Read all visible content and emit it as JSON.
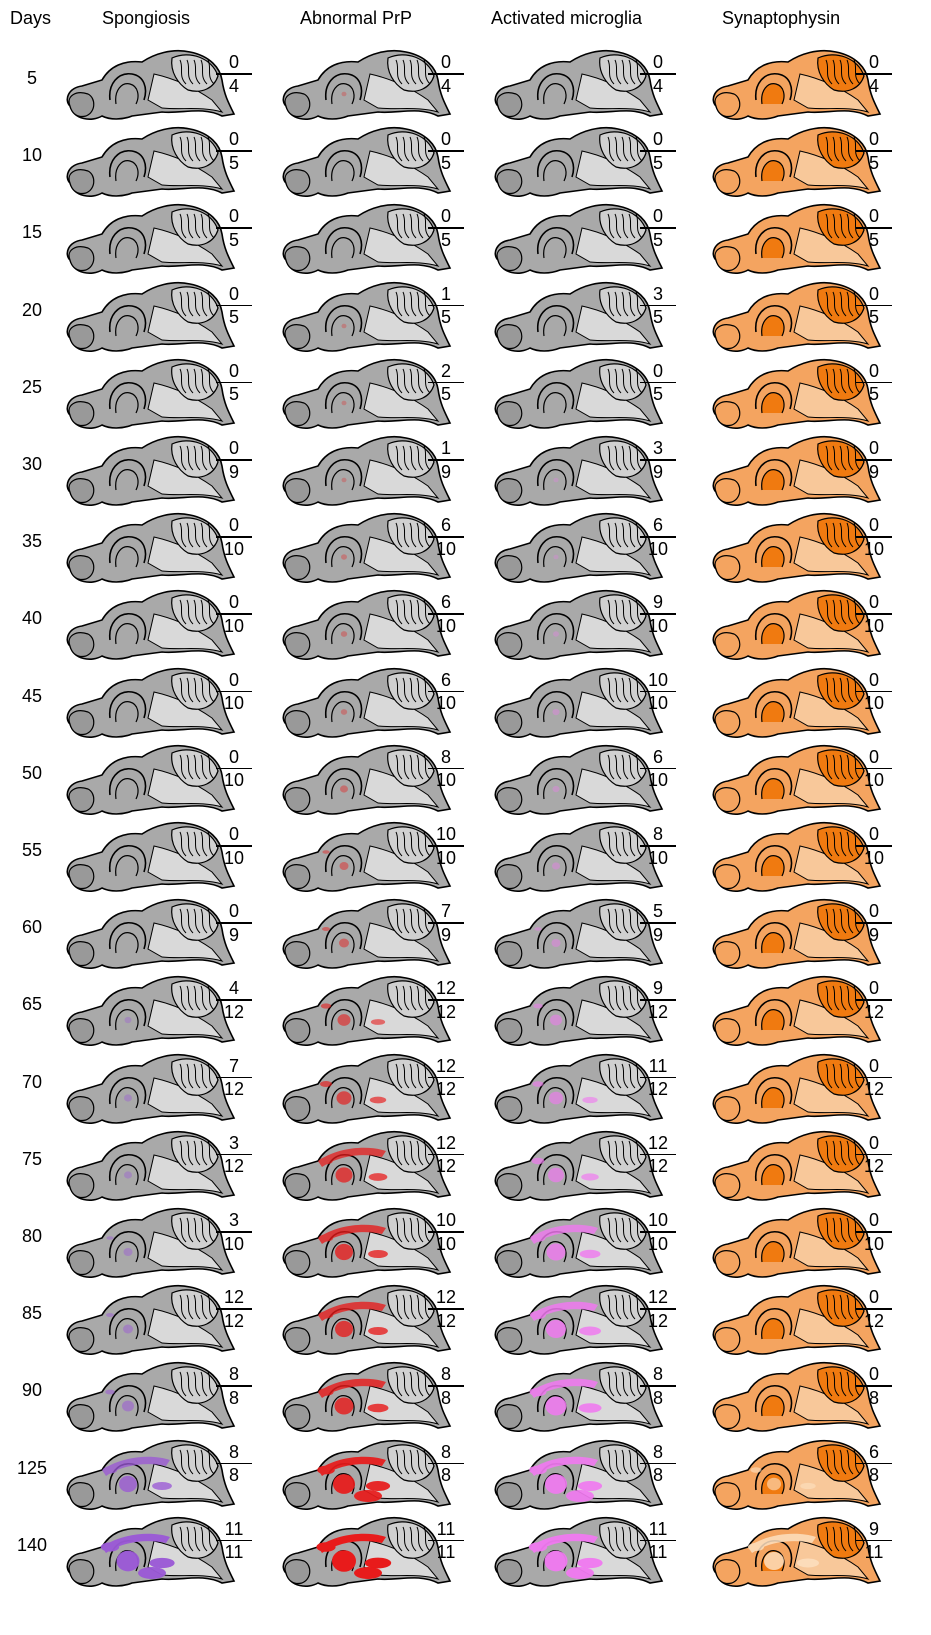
{
  "headers": {
    "days": "Days",
    "spongiosis": "Spongiosis",
    "abnormal_prp": "Abnormal PrP",
    "activated_microglia": "Activated microglia",
    "synaptophysin": "Synaptophysin"
  },
  "colors": {
    "brain_base": "#a9a9a9",
    "brain_light": "#d9d9d9",
    "spongiosis": "#9b59d6",
    "prp": "#e81b1b",
    "microglia": "#f07af0",
    "synaptophysin_base": "#f4a460",
    "synaptophysin_dark": "#f07a10"
  },
  "rows": [
    {
      "day": "5",
      "sp": [
        "0",
        "4"
      ],
      "prp": [
        "0",
        "4"
      ],
      "mg": [
        "0",
        "4"
      ],
      "syn": [
        "0",
        "4"
      ],
      "lv": {
        "sp": 0,
        "prp": 0.05,
        "mg": 0,
        "syn": 0
      }
    },
    {
      "day": "10",
      "sp": [
        "0",
        "5"
      ],
      "prp": [
        "0",
        "5"
      ],
      "mg": [
        "0",
        "5"
      ],
      "syn": [
        "0",
        "5"
      ],
      "lv": {
        "sp": 0,
        "prp": 0,
        "mg": 0,
        "syn": 0
      }
    },
    {
      "day": "15",
      "sp": [
        "0",
        "5"
      ],
      "prp": [
        "0",
        "5"
      ],
      "mg": [
        "0",
        "5"
      ],
      "syn": [
        "0",
        "5"
      ],
      "lv": {
        "sp": 0,
        "prp": 0,
        "mg": 0,
        "syn": 0
      }
    },
    {
      "day": "20",
      "sp": [
        "0",
        "5"
      ],
      "prp": [
        "1",
        "5"
      ],
      "mg": [
        "3",
        "5"
      ],
      "syn": [
        "0",
        "5"
      ],
      "lv": {
        "sp": 0,
        "prp": 0.05,
        "mg": 0,
        "syn": 0
      }
    },
    {
      "day": "25",
      "sp": [
        "0",
        "5"
      ],
      "prp": [
        "2",
        "5"
      ],
      "mg": [
        "0",
        "5"
      ],
      "syn": [
        "0",
        "5"
      ],
      "lv": {
        "sp": 0,
        "prp": 0.05,
        "mg": 0,
        "syn": 0
      }
    },
    {
      "day": "30",
      "sp": [
        "0",
        "9"
      ],
      "prp": [
        "1",
        "9"
      ],
      "mg": [
        "3",
        "9"
      ],
      "syn": [
        "0",
        "9"
      ],
      "lv": {
        "sp": 0,
        "prp": 0.05,
        "mg": 0.05,
        "syn": 0
      }
    },
    {
      "day": "35",
      "sp": [
        "0",
        "10"
      ],
      "prp": [
        "6",
        "10"
      ],
      "mg": [
        "6",
        "10"
      ],
      "syn": [
        "0",
        "10"
      ],
      "lv": {
        "sp": 0,
        "prp": 0.1,
        "mg": 0.05,
        "syn": 0
      }
    },
    {
      "day": "40",
      "sp": [
        "0",
        "10"
      ],
      "prp": [
        "6",
        "10"
      ],
      "mg": [
        "9",
        "10"
      ],
      "syn": [
        "0",
        "10"
      ],
      "lv": {
        "sp": 0,
        "prp": 0.12,
        "mg": 0.1,
        "syn": 0
      }
    },
    {
      "day": "45",
      "sp": [
        "0",
        "10"
      ],
      "prp": [
        "6",
        "10"
      ],
      "mg": [
        "10",
        "10"
      ],
      "syn": [
        "0",
        "10"
      ],
      "lv": {
        "sp": 0,
        "prp": 0.12,
        "mg": 0.15,
        "syn": 0
      }
    },
    {
      "day": "50",
      "sp": [
        "0",
        "10"
      ],
      "prp": [
        "8",
        "10"
      ],
      "mg": [
        "6",
        "10"
      ],
      "syn": [
        "0",
        "10"
      ],
      "lv": {
        "sp": 0,
        "prp": 0.2,
        "mg": 0.15,
        "syn": 0
      }
    },
    {
      "day": "55",
      "sp": [
        "0",
        "10"
      ],
      "prp": [
        "10",
        "10"
      ],
      "mg": [
        "8",
        "10"
      ],
      "syn": [
        "0",
        "10"
      ],
      "lv": {
        "sp": 0,
        "prp": 0.25,
        "mg": 0.2,
        "syn": 0
      }
    },
    {
      "day": "60",
      "sp": [
        "0",
        "9"
      ],
      "prp": [
        "7",
        "9"
      ],
      "mg": [
        "5",
        "9"
      ],
      "syn": [
        "0",
        "9"
      ],
      "lv": {
        "sp": 0,
        "prp": 0.3,
        "mg": 0.25,
        "syn": 0
      }
    },
    {
      "day": "65",
      "sp": [
        "4",
        "12"
      ],
      "prp": [
        "12",
        "12"
      ],
      "mg": [
        "9",
        "12"
      ],
      "syn": [
        "0",
        "12"
      ],
      "lv": {
        "sp": 0.15,
        "prp": 0.45,
        "mg": 0.4,
        "syn": 0
      }
    },
    {
      "day": "70",
      "sp": [
        "7",
        "12"
      ],
      "prp": [
        "12",
        "12"
      ],
      "mg": [
        "11",
        "12"
      ],
      "syn": [
        "0",
        "12"
      ],
      "lv": {
        "sp": 0.2,
        "prp": 0.55,
        "mg": 0.5,
        "syn": 0
      }
    },
    {
      "day": "75",
      "sp": [
        "3",
        "12"
      ],
      "prp": [
        "12",
        "12"
      ],
      "mg": [
        "12",
        "12"
      ],
      "syn": [
        "0",
        "12"
      ],
      "lv": {
        "sp": 0.2,
        "prp": 0.65,
        "mg": 0.6,
        "syn": 0
      }
    },
    {
      "day": "80",
      "sp": [
        "3",
        "10"
      ],
      "prp": [
        "10",
        "10"
      ],
      "mg": [
        "10",
        "10"
      ],
      "syn": [
        "0",
        "10"
      ],
      "lv": {
        "sp": 0.25,
        "prp": 0.7,
        "mg": 0.75,
        "syn": 0
      }
    },
    {
      "day": "85",
      "sp": [
        "12",
        "12"
      ],
      "prp": [
        "12",
        "12"
      ],
      "mg": [
        "12",
        "12"
      ],
      "syn": [
        "0",
        "12"
      ],
      "lv": {
        "sp": 0.3,
        "prp": 0.7,
        "mg": 0.8,
        "syn": 0
      }
    },
    {
      "day": "90",
      "sp": [
        "8",
        "8"
      ],
      "prp": [
        "8",
        "8"
      ],
      "mg": [
        "8",
        "8"
      ],
      "syn": [
        "0",
        "8"
      ],
      "lv": {
        "sp": 0.4,
        "prp": 0.75,
        "mg": 0.85,
        "syn": 0
      }
    },
    {
      "day": "125",
      "sp": [
        "8",
        "8"
      ],
      "prp": [
        "8",
        "8"
      ],
      "mg": [
        "8",
        "8"
      ],
      "syn": [
        "6",
        "8"
      ],
      "lv": {
        "sp": 0.7,
        "prp": 0.9,
        "mg": 0.9,
        "syn": 0.5
      }
    },
    {
      "day": "140",
      "sp": [
        "11",
        "11"
      ],
      "prp": [
        "11",
        "11"
      ],
      "mg": [
        "11",
        "11"
      ],
      "syn": [
        "9",
        "11"
      ],
      "lv": {
        "sp": 0.95,
        "prp": 1.0,
        "mg": 0.95,
        "syn": 0.8
      }
    }
  ]
}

········

Transcribe the records above verbatim. Do not carry over any picture.

Read all visible content and emit it as JSON.
{
  "headers": {
    "days": "Days",
    "spongiosis": "Spongiosis",
    "abnormal_prp": "Abnormal PrP",
    "activated_microglia": "Activated microglia",
    "synaptophysin": "Synaptophysin"
  },
  "colors": {
    "brain_base": "#a9a9a9",
    "brain_light": "#d9d9d9",
    "spongiosis": "#9b59d6",
    "prp": "#e81b1b",
    "microglia": "#f07af0",
    "synaptophysin_base": "#f4a460",
    "synaptophysin_dark": "#f07a10"
  },
  "rows": [
    {
      "day": "5",
      "sp": [
        "0",
        "4"
      ],
      "prp": [
        "0",
        "4"
      ],
      "mg": [
        "0",
        "4"
      ],
      "syn": [
        "0",
        "4"
      ],
      "lv": {
        "sp": 0,
        "prp": 0.05,
        "mg": 0,
        "syn": 0
      }
    },
    {
      "day": "10",
      "sp": [
        "0",
        "5"
      ],
      "prp": [
        "0",
        "5"
      ],
      "mg": [
        "0",
        "5"
      ],
      "syn": [
        "0",
        "5"
      ],
      "lv": {
        "sp": 0,
        "prp": 0,
        "mg": 0,
        "syn": 0
      }
    },
    {
      "day": "15",
      "sp": [
        "0",
        "5"
      ],
      "prp": [
        "0",
        "5"
      ],
      "mg": [
        "0",
        "5"
      ],
      "syn": [
        "0",
        "5"
      ],
      "lv": {
        "sp": 0,
        "prp": 0,
        "mg": 0,
        "syn": 0
      }
    },
    {
      "day": "20",
      "sp": [
        "0",
        "5"
      ],
      "prp": [
        "1",
        "5"
      ],
      "mg": [
        "3",
        "5"
      ],
      "syn": [
        "0",
        "5"
      ],
      "lv": {
        "sp": 0,
        "prp": 0.05,
        "mg": 0,
        "syn": 0
      }
    },
    {
      "day": "25",
      "sp": [
        "0",
        "5"
      ],
      "prp": [
        "2",
        "5"
      ],
      "mg": [
        "0",
        "5"
      ],
      "syn": [
        "0",
        "5"
      ],
      "lv": {
        "sp": 0,
        "prp": 0.05,
        "mg": 0,
        "syn": 0
      }
    },
    {
      "day": "30",
      "sp": [
        "0",
        "9"
      ],
      "prp": [
        "1",
        "9"
      ],
      "mg": [
        "3",
        "9"
      ],
      "syn": [
        "0",
        "9"
      ],
      "lv": {
        "sp": 0,
        "prp": 0.05,
        "mg": 0.05,
        "syn": 0
      }
    },
    {
      "day": "35",
      "sp": [
        "0",
        "10"
      ],
      "prp": [
        "6",
        "10"
      ],
      "mg": [
        "6",
        "10"
      ],
      "syn": [
        "0",
        "10"
      ],
      "lv": {
        "sp": 0,
        "prp": 0.1,
        "mg": 0.05,
        "syn": 0
      }
    },
    {
      "day": "40",
      "sp": [
        "0",
        "10"
      ],
      "prp": [
        "6",
        "10"
      ],
      "mg": [
        "9",
        "10"
      ],
      "syn": [
        "0",
        "10"
      ],
      "lv": {
        "sp": 0,
        "prp": 0.12,
        "mg": 0.1,
        "syn": 0
      }
    },
    {
      "day": "45",
      "sp": [
        "0",
        "10"
      ],
      "prp": [
        "6",
        "10"
      ],
      "mg": [
        "10",
        "10"
      ],
      "syn": [
        "0",
        "10"
      ],
      "lv": {
        "sp": 0,
        "prp": 0.12,
        "mg": 0.15,
        "syn": 0
      }
    },
    {
      "day": "50",
      "sp": [
        "0",
        "10"
      ],
      "prp": [
        "8",
        "10"
      ],
      "mg": [
        "6",
        "10"
      ],
      "syn": [
        "0",
        "10"
      ],
      "lv": {
        "sp": 0,
        "prp": 0.2,
        "mg": 0.15,
        "syn": 0
      }
    },
    {
      "day": "55",
      "sp": [
        "0",
        "10"
      ],
      "prp": [
        "10",
        "10"
      ],
      "mg": [
        "8",
        "10"
      ],
      "syn": [
        "0",
        "10"
      ],
      "lv": {
        "sp": 0,
        "prp": 0.25,
        "mg": 0.2,
        "syn": 0
      }
    },
    {
      "day": "60",
      "sp": [
        "0",
        "9"
      ],
      "prp": [
        "7",
        "9"
      ],
      "mg": [
        "5",
        "9"
      ],
      "syn": [
        "0",
        "9"
      ],
      "lv": {
        "sp": 0,
        "prp": 0.3,
        "mg": 0.25,
        "syn": 0
      }
    },
    {
      "day": "65",
      "sp": [
        "4",
        "12"
      ],
      "prp": [
        "12",
        "12"
      ],
      "mg": [
        "9",
        "12"
      ],
      "syn": [
        "0",
        "12"
      ],
      "lv": {
        "sp": 0.15,
        "prp": 0.45,
        "mg": 0.4,
        "syn": 0
      }
    },
    {
      "day": "70",
      "sp": [
        "7",
        "12"
      ],
      "prp": [
        "12",
        "12"
      ],
      "mg": [
        "11",
        "12"
      ],
      "syn": [
        "0",
        "12"
      ],
      "lv": {
        "sp": 0.2,
        "prp": 0.55,
        "mg": 0.5,
        "syn": 0
      }
    },
    {
      "day": "75",
      "sp": [
        "3",
        "12"
      ],
      "prp": [
        "12",
        "12"
      ],
      "mg": [
        "12",
        "12"
      ],
      "syn": [
        "0",
        "12"
      ],
      "lv": {
        "sp": 0.2,
        "prp": 0.65,
        "mg": 0.6,
        "syn": 0
      }
    },
    {
      "day": "80",
      "sp": [
        "3",
        "10"
      ],
      "prp": [
        "10",
        "10"
      ],
      "mg": [
        "10",
        "10"
      ],
      "syn": [
        "0",
        "10"
      ],
      "lv": {
        "sp": 0.25,
        "prp": 0.7,
        "mg": 0.75,
        "syn": 0
      }
    },
    {
      "day": "85",
      "sp": [
        "12",
        "12"
      ],
      "prp": [
        "12",
        "12"
      ],
      "mg": [
        "12",
        "12"
      ],
      "syn": [
        "0",
        "12"
      ],
      "lv": {
        "sp": 0.3,
        "prp": 0.7,
        "mg": 0.8,
        "syn": 0
      }
    },
    {
      "day": "90",
      "sp": [
        "8",
        "8"
      ],
      "prp": [
        "8",
        "8"
      ],
      "mg": [
        "8",
        "8"
      ],
      "syn": [
        "0",
        "8"
      ],
      "lv": {
        "sp": 0.4,
        "prp": 0.75,
        "mg": 0.85,
        "syn": 0
      }
    },
    {
      "day": "125",
      "sp": [
        "8",
        "8"
      ],
      "prp": [
        "8",
        "8"
      ],
      "mg": [
        "8",
        "8"
      ],
      "syn": [
        "6",
        "8"
      ],
      "lv": {
        "sp": 0.7,
        "prp": 0.9,
        "mg": 0.9,
        "syn": 0.5
      }
    },
    {
      "day": "140",
      "sp": [
        "11",
        "11"
      ],
      "prp": [
        "11",
        "11"
      ],
      "mg": [
        "11",
        "11"
      ],
      "syn": [
        "9",
        "11"
      ],
      "lv": {
        "sp": 0.95,
        "prp": 1.0,
        "mg": 0.95,
        "syn": 0.8
      }
    }
  ]
}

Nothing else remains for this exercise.